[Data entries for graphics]
*-*-*
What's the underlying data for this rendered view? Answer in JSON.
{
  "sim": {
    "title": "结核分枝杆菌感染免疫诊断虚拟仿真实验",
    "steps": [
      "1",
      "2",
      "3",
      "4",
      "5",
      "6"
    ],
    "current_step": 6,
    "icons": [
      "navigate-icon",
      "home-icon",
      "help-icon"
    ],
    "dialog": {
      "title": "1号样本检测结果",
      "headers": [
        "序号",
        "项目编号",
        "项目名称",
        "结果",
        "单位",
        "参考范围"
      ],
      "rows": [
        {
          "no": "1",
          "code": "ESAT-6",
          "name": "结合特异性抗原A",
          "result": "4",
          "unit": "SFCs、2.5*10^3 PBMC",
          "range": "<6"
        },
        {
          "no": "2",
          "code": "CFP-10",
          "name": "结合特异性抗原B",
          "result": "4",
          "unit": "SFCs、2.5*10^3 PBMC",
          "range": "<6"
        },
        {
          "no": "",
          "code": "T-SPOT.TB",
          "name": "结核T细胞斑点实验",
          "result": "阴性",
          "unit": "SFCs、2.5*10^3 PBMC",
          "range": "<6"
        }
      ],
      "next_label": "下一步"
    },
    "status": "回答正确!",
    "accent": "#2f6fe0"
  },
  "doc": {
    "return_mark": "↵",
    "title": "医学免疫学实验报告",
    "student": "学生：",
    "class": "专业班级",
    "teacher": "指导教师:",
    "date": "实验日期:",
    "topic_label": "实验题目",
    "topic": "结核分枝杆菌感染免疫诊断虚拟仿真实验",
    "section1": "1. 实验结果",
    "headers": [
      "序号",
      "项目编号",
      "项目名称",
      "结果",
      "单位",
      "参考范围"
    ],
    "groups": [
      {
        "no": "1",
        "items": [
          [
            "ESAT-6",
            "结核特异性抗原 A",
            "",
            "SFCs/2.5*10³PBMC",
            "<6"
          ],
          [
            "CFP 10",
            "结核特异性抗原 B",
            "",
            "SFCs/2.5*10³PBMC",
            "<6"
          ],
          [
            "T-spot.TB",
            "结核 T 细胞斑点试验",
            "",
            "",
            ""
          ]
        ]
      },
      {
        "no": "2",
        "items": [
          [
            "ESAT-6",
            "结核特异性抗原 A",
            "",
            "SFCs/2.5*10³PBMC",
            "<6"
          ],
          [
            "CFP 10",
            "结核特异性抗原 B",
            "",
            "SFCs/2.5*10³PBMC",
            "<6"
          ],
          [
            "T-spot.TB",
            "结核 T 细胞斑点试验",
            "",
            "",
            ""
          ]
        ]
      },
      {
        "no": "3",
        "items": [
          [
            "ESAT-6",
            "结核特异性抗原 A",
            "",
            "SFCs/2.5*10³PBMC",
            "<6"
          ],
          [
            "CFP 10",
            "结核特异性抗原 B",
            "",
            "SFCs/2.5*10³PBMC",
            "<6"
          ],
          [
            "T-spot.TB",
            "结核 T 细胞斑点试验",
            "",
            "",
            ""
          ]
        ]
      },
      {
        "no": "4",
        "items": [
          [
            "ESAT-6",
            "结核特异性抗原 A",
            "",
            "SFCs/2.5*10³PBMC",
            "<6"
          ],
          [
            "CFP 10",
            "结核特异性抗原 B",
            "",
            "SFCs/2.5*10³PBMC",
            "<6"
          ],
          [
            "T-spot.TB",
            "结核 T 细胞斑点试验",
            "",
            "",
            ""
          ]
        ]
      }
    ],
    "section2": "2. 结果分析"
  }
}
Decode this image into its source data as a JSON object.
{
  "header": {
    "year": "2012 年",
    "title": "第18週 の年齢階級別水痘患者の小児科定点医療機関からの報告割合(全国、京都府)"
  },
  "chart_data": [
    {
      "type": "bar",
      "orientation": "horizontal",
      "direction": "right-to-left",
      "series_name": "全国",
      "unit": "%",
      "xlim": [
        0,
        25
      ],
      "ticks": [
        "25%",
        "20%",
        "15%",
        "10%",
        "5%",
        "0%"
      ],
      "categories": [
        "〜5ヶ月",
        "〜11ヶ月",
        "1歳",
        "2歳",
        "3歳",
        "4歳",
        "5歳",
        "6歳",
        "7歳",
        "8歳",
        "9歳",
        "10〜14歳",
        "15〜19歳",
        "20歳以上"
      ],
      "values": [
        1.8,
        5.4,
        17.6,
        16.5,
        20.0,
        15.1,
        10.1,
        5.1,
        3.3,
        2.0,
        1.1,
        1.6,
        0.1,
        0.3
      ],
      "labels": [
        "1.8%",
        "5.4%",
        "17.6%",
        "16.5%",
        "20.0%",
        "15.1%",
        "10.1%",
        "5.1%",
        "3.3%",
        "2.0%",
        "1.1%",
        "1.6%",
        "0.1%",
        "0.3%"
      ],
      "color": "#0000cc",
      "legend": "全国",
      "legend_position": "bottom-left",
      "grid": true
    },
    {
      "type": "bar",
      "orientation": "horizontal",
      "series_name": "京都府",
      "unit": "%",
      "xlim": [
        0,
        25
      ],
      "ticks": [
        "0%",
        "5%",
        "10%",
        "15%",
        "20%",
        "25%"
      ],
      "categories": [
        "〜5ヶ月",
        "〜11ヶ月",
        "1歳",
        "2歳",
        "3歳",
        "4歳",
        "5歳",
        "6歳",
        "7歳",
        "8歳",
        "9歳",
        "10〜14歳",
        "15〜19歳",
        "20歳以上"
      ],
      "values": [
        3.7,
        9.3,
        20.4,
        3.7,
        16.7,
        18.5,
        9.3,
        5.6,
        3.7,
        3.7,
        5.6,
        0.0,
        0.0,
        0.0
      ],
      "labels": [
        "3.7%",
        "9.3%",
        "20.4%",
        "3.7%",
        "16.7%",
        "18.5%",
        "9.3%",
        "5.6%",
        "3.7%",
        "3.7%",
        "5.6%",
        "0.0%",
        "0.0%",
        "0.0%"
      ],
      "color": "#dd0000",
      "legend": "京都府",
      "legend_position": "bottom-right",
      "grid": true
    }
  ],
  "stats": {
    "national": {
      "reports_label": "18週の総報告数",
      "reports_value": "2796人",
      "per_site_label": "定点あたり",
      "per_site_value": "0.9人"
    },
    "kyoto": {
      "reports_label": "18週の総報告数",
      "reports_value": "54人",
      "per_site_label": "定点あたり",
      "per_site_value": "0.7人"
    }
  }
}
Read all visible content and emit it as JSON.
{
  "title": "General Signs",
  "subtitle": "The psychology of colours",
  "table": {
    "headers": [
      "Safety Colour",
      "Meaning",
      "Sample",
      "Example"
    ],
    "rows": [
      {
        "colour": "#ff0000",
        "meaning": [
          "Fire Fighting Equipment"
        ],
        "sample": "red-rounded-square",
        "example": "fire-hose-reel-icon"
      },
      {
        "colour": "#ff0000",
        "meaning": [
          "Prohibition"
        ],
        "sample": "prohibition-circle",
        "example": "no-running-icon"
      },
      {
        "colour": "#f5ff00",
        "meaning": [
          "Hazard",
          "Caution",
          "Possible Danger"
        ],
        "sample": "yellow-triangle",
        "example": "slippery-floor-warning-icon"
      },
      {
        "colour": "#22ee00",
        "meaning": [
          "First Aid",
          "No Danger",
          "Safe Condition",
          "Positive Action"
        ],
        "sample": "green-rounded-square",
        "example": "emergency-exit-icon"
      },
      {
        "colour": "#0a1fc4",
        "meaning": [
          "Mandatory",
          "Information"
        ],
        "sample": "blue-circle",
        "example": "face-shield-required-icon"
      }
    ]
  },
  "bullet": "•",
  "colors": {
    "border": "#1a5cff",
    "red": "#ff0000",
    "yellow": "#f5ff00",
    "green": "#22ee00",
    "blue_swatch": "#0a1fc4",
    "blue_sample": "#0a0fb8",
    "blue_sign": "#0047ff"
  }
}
*-*-*
Print all of the entries exactly as they appear.

What's the underlying data for this rendered view? Answer in JSON.
{
  "sim": {
    "title": "结核分枝杆菌感染免疫诊断虚拟仿真实验",
    "steps": [
      "1",
      "2",
      "3",
      "4",
      "5",
      "6"
    ],
    "current_step": 6,
    "icons": [
      "navigate-icon",
      "home-icon",
      "help-icon"
    ],
    "dialog": {
      "title": "1号样本检测结果",
      "headers": [
        "序号",
        "项目编号",
        "项目名称",
        "结果",
        "单位",
        "参考范围"
      ],
      "rows": [
        {
          "no": "1",
          "code": "ESAT-6",
          "name": "结合特异性抗原A",
          "result": "4",
          "unit": "SFCs、2.5*10^3 PBMC",
          "range": "<6"
        },
        {
          "no": "2",
          "code": "CFP-10",
          "name": "结合特异性抗原B",
          "result": "4",
          "unit": "SFCs、2.5*10^3 PBMC",
          "range": "<6"
        },
        {
          "no": "",
          "code": "T-SPOT.TB",
          "name": "结核T细胞斑点实验",
          "result": "阴性",
          "unit": "SFCs、2.5*10^3 PBMC",
          "range": "<6"
        }
      ],
      "next_label": "下一步"
    },
    "status": "回答正确!",
    "accent": "#2f6fe0"
  },
  "doc": {
    "return_mark": "↵",
    "title": "医学免疫学实验报告",
    "student": "学生：",
    "class": "专业班级",
    "teacher": "指导教师:",
    "date": "实验日期:",
    "topic_label": "实验题目",
    "topic": "结核分枝杆菌感染免疫诊断虚拟仿真实验",
    "section1": "1. 实验结果",
    "headers": [
      "序号",
      "项目编号",
      "项目名称",
      "结果",
      "单位",
      "参考范围"
    ],
    "groups": [
      {
        "no": "1",
        "items": [
          [
            "ESAT-6",
            "结核特异性抗原 A",
            "",
            "SFCs/2.5*10³PBMC",
            "<6"
          ],
          [
            "CFP 10",
            "结核特异性抗原 B",
            "",
            "SFCs/2.5*10³PBMC",
            "<6"
          ],
          [
            "T-spot.TB",
            "结核 T 细胞斑点试验",
            "",
            "",
            ""
          ]
        ]
      },
      {
        "no": "2",
        "items": [
          [
            "ESAT-6",
            "结核特异性抗原 A",
            "",
            "SFCs/2.5*10³PBMC",
            "<6"
          ],
          [
            "CFP 10",
            "结核特异性抗原 B",
            "",
            "SFCs/2.5*10³PBMC",
            "<6"
          ],
          [
            "T-spot.TB",
            "结核 T 细胞斑点试验",
            "",
            "",
            ""
          ]
        ]
      },
      {
        "no": "3",
        "items": [
          [
            "ESAT-6",
            "结核特异性抗原 A",
            "",
            "SFCs/2.5*10³PBMC",
            "<6"
          ],
          [
            "CFP 10",
            "结核特异性抗原 B",
            "",
            "SFCs/2.5*10³PBMC",
            "<6"
          ],
          [
            "T-spot.TB",
            "结核 T 细胞斑点试验",
            "",
            "",
            ""
          ]
        ]
      },
      {
        "no": "4",
        "items": [
          [
            "ESAT-6",
            "结核特异性抗原 A",
            "",
            "SFCs/2.5*10³PBMC",
            "<6"
          ],
          [
            "CFP 10",
            "结核特异性抗原 B",
            "",
            "SFCs/2.5*10³PBMC",
            "<6"
          ],
          [
            "T-spot.TB",
            "结核 T 细胞斑点试验",
            "",
            "",
            ""
          ]
        ]
      }
    ],
    "section2": "2. 结果分析"
  }
}
Decode this image into its source data as a JSON object.
{
  "header": {
    "year": "2012 年",
    "title": "第18週 の年齢階級別水痘患者の小児科定点医療機関からの報告割合(全国、京都府)"
  },
  "chart_data": [
    {
      "type": "bar",
      "orientation": "horizontal",
      "direction": "right-to-left",
      "series_name": "全国",
      "unit": "%",
      "xlim": [
        0,
        25
      ],
      "ticks": [
        "25%",
        "20%",
        "15%",
        "10%",
        "5%",
        "0%"
      ],
      "categories": [
        "〜5ヶ月",
        "〜11ヶ月",
        "1歳",
        "2歳",
        "3歳",
        "4歳",
        "5歳",
        "6歳",
        "7歳",
        "8歳",
        "9歳",
        "10〜14歳",
        "15〜19歳",
        "20歳以上"
      ],
      "values": [
        1.8,
        5.4,
        17.6,
        16.5,
        20.0,
        15.1,
        10.1,
        5.1,
        3.3,
        2.0,
        1.1,
        1.6,
        0.1,
        0.3
      ],
      "labels": [
        "1.8%",
        "5.4%",
        "17.6%",
        "16.5%",
        "20.0%",
        "15.1%",
        "10.1%",
        "5.1%",
        "3.3%",
        "2.0%",
        "1.1%",
        "1.6%",
        "0.1%",
        "0.3%"
      ],
      "color": "#0000cc",
      "legend": "全国",
      "legend_position": "bottom-left",
      "grid": true
    },
    {
      "type": "bar",
      "orientation": "horizontal",
      "series_name": "京都府",
      "unit": "%",
      "xlim": [
        0,
        25
      ],
      "ticks": [
        "0%",
        "5%",
        "10%",
        "15%",
        "20%",
        "25%"
      ],
      "categories": [
        "〜5ヶ月",
        "〜11ヶ月",
        "1歳",
        "2歳",
        "3歳",
        "4歳",
        "5歳",
        "6歳",
        "7歳",
        "8歳",
        "9歳",
        "10〜14歳",
        "15〜19歳",
        "20歳以上"
      ],
      "values": [
        3.7,
        9.3,
        20.4,
        3.7,
        16.7,
        18.5,
        9.3,
        5.6,
        3.7,
        3.7,
        5.6,
        0.0,
        0.0,
        0.0
      ],
      "labels": [
        "3.7%",
        "9.3%",
        "20.4%",
        "3.7%",
        "16.7%",
        "18.5%",
        "9.3%",
        "5.6%",
        "3.7%",
        "3.7%",
        "5.6%",
        "0.0%",
        "0.0%",
        "0.0%"
      ],
      "color": "#dd0000",
      "legend": "京都府",
      "legend_position": "bottom-right",
      "grid": true
    }
  ],
  "stats": {
    "national": {
      "reports_label": "18週の総報告数",
      "reports_value": "2796人",
      "per_site_label": "定点あたり",
      "per_site_value": "0.9人"
    },
    "kyoto": {
      "reports_label": "18週の総報告数",
      "reports_value": "54人",
      "per_site_label": "定点あたり",
      "per_site_value": "0.7人"
    }
  }
}
Read all visible content and emit it as JSON.
{
  "title": "General Signs",
  "subtitle": "The psychology of colours",
  "table": {
    "headers": [
      "Safety Colour",
      "Meaning",
      "Sample",
      "Example"
    ],
    "rows": [
      {
        "colour": "#ff0000",
        "meaning": [
          "Fire Fighting Equipment"
        ],
        "sample": "red-rounded-square",
        "example": "fire-hose-reel-icon"
      },
      {
        "colour": "#ff0000",
        "meaning": [
          "Prohibition"
        ],
        "sample": "prohibition-circle",
        "example": "no-running-icon"
      },
      {
        "colour": "#f5ff00",
        "meaning": [
          "Hazard",
          "Caution",
          "Possible Danger"
        ],
        "sample": "yellow-triangle",
        "example": "slippery-floor-warning-icon"
      },
      {
        "colour": "#22ee00",
        "meaning": [
          "First Aid",
          "No Danger",
          "Safe Condition",
          "Positive Action"
        ],
        "sample": "green-rounded-square",
        "example": "emergency-exit-icon"
      },
      {
        "colour": "#0a1fc4",
        "meaning": [
          "Mandatory",
          "Information"
        ],
        "sample": "blue-circle",
        "example": "face-shield-required-icon"
      }
    ]
  },
  "bullet": "•",
  "colors": {
    "border": "#1a5cff",
    "red": "#ff0000",
    "yellow": "#f5ff00",
    "green": "#22ee00",
    "blue_swatch": "#0a1fc4",
    "blue_sample": "#0a0fb8",
    "blue_sign": "#0047ff"
  }
}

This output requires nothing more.